WHAT IS ASKED
Look through the records below and collect all lines that hold the string "Sekarang".

GIVEN DATA
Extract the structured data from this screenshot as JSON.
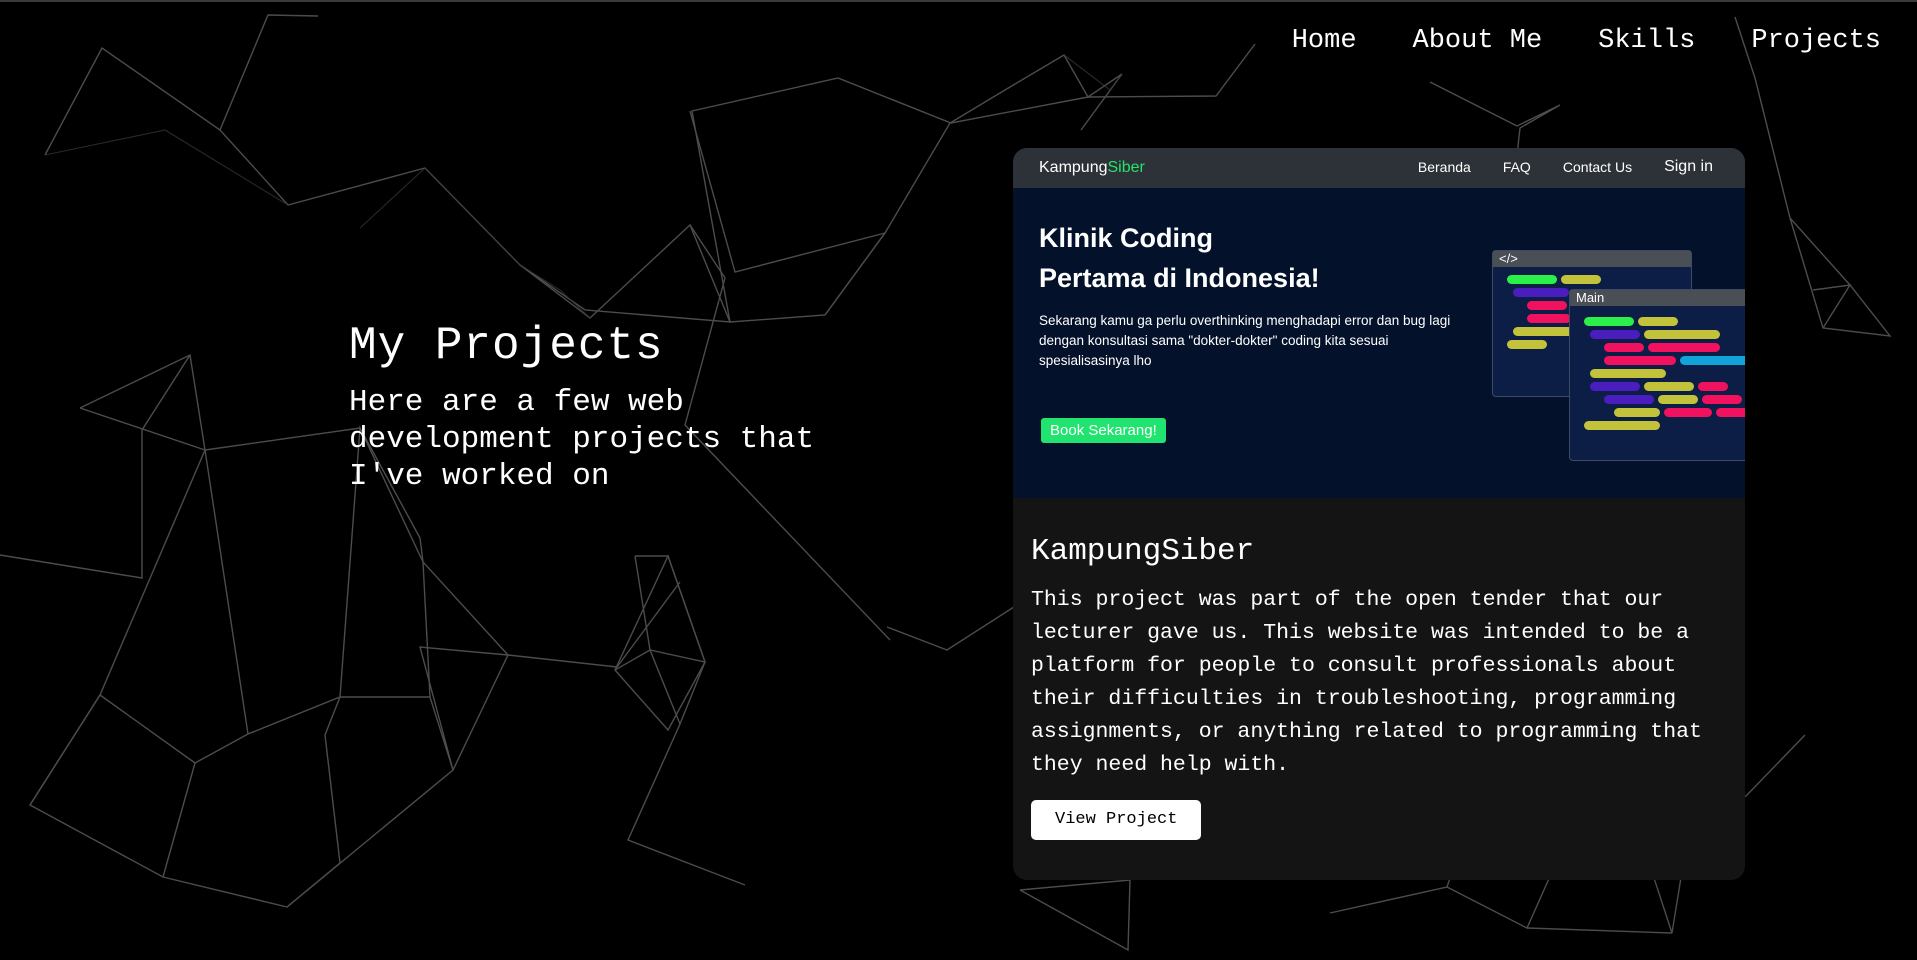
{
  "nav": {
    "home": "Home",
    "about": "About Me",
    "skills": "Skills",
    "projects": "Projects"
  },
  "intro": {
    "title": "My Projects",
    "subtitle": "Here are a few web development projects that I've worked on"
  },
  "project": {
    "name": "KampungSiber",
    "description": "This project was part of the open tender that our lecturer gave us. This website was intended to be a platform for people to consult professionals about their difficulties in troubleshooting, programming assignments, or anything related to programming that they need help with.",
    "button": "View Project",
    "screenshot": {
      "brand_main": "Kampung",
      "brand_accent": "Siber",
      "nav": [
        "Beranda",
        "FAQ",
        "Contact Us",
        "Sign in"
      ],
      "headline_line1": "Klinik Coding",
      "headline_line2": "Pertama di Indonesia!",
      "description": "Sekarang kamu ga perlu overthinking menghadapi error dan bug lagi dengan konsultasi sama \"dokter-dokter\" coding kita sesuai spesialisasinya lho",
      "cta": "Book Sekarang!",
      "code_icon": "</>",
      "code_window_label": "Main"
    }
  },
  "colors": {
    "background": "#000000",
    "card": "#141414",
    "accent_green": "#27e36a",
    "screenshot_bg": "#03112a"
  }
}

COMPLETE RESPONSE
      "description": "Sekarang kamu ga perlu overthinking menghadapi error dan bug lagi dengan konsultasi sama \"dokter-dokter\" coding kita sesuai spesialisasinya lho",
      "cta": "Book Sekarang!",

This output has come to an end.